** start Records provided **

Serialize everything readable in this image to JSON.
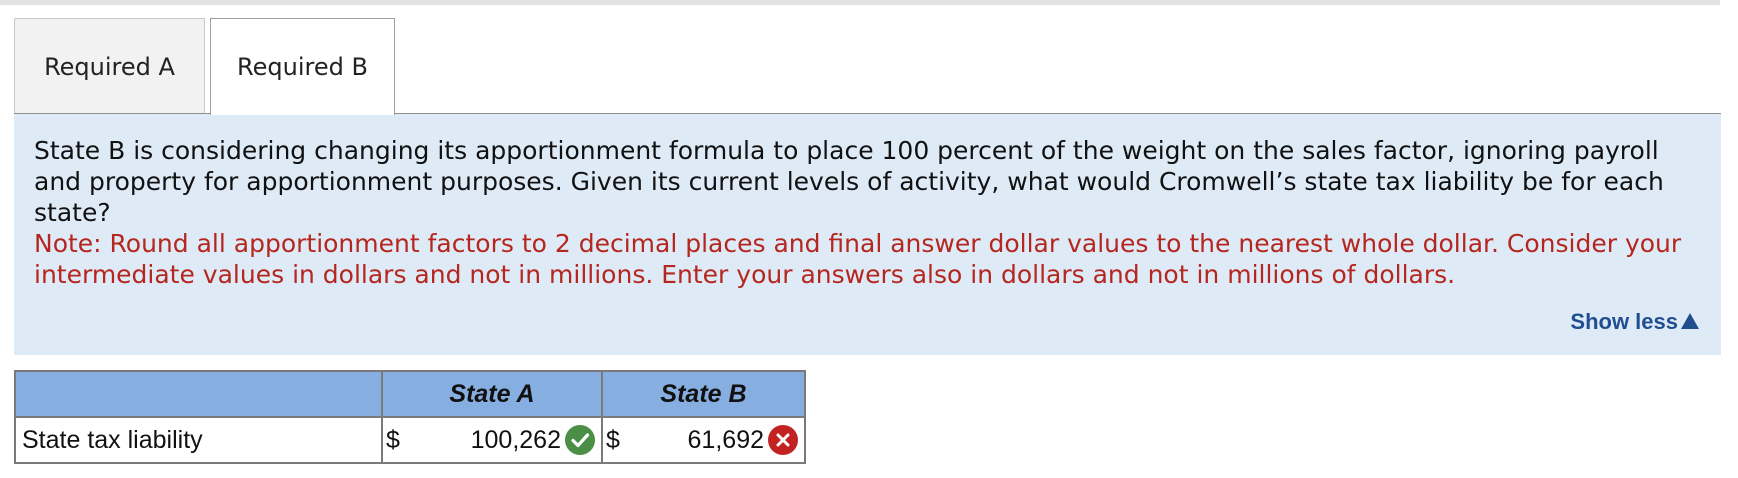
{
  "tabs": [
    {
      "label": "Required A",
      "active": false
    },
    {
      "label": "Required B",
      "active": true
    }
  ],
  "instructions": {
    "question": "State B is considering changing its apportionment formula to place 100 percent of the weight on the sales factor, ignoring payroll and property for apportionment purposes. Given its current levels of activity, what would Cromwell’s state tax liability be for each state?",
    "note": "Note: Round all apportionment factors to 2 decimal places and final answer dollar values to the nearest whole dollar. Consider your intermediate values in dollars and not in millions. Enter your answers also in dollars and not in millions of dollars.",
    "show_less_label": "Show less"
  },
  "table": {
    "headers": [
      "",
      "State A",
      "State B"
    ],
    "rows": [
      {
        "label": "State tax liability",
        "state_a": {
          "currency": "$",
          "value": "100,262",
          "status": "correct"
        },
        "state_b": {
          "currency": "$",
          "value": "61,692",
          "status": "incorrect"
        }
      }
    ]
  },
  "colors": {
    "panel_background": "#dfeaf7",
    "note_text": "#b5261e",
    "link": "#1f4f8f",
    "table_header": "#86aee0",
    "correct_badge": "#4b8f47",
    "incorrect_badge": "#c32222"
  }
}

** end Records provided **
** start Records provided **

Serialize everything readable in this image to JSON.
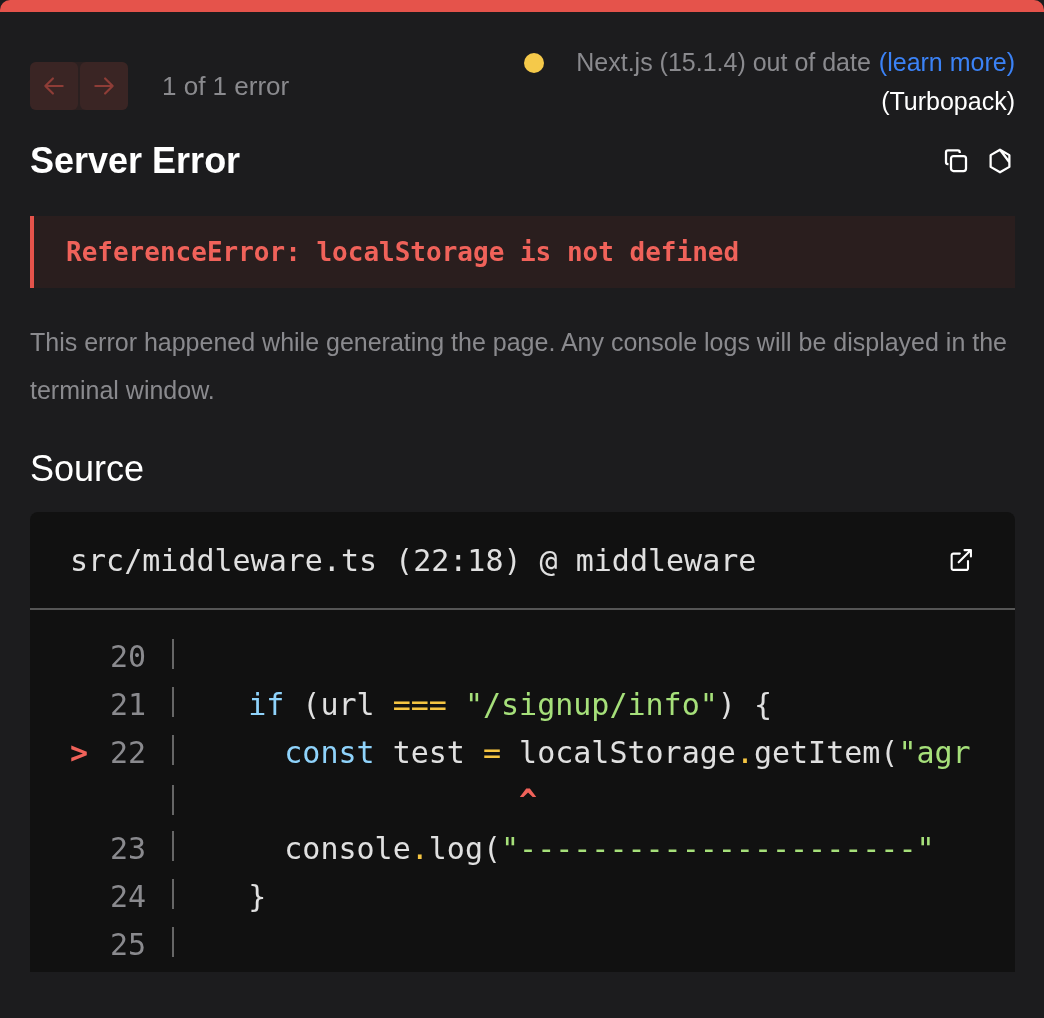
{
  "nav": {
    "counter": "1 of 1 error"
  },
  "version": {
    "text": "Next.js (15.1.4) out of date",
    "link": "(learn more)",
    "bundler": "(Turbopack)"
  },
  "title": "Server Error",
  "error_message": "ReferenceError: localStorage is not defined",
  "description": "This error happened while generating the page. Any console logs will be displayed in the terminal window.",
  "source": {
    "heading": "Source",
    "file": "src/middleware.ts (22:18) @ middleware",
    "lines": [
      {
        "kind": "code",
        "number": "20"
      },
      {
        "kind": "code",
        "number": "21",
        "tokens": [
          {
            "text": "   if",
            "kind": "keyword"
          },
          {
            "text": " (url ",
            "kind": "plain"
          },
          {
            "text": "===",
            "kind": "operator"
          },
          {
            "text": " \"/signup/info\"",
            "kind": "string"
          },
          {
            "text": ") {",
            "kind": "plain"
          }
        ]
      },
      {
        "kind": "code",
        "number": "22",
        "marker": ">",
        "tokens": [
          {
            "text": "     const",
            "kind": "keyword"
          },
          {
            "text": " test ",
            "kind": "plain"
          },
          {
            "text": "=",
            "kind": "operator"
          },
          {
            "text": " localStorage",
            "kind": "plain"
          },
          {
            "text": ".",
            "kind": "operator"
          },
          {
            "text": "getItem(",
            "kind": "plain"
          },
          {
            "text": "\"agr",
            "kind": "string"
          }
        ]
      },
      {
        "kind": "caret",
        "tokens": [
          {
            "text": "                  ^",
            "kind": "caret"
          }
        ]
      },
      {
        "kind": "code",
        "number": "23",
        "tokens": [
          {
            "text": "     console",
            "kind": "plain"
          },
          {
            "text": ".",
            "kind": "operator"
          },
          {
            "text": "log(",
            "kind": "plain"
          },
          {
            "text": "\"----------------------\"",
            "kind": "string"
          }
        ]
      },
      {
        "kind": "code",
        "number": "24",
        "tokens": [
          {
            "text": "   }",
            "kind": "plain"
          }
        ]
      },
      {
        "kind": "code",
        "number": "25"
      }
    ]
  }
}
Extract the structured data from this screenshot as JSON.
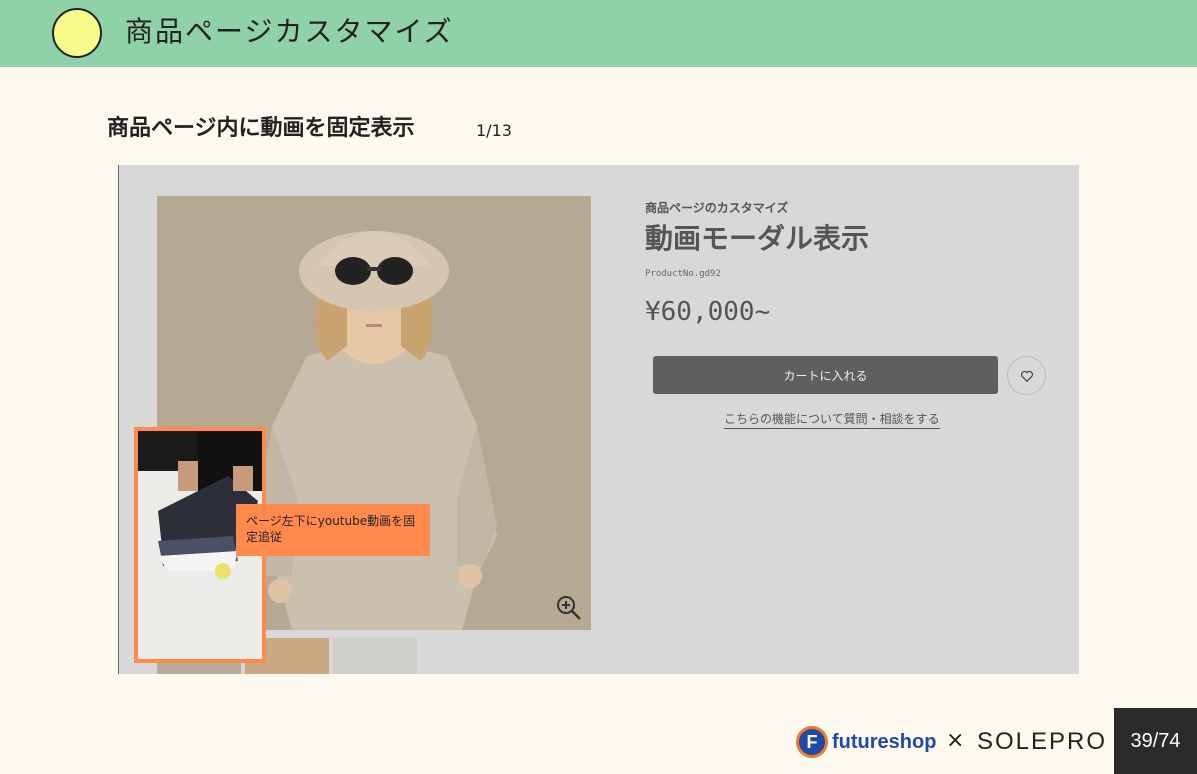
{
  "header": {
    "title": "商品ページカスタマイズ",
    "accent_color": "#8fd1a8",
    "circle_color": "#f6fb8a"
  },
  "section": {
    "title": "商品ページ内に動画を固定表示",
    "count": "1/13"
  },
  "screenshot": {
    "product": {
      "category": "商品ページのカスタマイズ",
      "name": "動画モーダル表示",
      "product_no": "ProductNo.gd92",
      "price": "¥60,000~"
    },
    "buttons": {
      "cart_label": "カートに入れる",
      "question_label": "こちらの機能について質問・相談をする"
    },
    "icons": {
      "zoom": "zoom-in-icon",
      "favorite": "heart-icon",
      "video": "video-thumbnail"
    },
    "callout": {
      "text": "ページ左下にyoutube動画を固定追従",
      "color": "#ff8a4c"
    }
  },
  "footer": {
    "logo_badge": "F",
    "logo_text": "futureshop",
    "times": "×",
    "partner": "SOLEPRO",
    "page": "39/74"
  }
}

** end Records provided **

Work to complete: Collect each line holding the string "screenshot".

Answer:
Extract the structured data from this screenshot as JSON.
  "screenshot": {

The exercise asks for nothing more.